GOAL OF THE EXERCISE - Report how many lines of the following entries include the string "Base"; respond with the number alone.

-- begin --

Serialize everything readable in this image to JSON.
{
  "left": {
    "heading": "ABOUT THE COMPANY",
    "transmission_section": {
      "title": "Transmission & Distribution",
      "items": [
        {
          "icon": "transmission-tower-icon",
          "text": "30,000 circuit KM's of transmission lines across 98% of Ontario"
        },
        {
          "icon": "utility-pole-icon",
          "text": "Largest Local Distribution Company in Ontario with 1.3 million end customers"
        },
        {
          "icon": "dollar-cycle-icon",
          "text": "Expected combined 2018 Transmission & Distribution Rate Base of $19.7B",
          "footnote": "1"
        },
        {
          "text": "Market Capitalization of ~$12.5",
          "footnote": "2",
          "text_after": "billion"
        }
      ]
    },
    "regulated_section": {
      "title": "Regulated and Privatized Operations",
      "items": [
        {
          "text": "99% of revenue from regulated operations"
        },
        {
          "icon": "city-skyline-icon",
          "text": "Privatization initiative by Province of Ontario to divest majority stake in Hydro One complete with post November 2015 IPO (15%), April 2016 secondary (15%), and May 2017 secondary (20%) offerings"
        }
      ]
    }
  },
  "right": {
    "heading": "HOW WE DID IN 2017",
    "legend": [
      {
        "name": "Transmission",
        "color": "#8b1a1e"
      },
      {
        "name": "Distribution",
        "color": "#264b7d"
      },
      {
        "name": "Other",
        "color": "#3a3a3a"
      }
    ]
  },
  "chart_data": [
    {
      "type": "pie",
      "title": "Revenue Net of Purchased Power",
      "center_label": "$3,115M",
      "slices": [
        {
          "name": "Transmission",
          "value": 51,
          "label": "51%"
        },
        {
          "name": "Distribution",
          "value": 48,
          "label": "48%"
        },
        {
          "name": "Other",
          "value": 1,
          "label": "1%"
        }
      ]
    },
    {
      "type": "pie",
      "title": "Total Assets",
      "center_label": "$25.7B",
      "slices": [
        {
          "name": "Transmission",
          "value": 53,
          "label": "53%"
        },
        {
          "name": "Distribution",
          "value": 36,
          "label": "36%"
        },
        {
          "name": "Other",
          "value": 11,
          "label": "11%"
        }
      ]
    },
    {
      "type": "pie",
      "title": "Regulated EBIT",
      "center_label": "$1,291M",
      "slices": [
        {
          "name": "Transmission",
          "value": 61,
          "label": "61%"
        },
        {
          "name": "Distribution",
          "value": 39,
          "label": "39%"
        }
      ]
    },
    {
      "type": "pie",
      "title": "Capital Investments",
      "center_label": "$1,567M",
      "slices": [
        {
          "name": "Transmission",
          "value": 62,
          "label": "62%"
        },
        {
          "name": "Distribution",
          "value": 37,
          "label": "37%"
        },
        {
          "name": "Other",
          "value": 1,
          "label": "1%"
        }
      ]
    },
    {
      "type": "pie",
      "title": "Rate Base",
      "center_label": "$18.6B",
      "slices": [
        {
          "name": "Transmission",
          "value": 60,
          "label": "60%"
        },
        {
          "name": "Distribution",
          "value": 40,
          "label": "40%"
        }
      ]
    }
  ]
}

-- end --

ANSWER TO THIS TASK - 2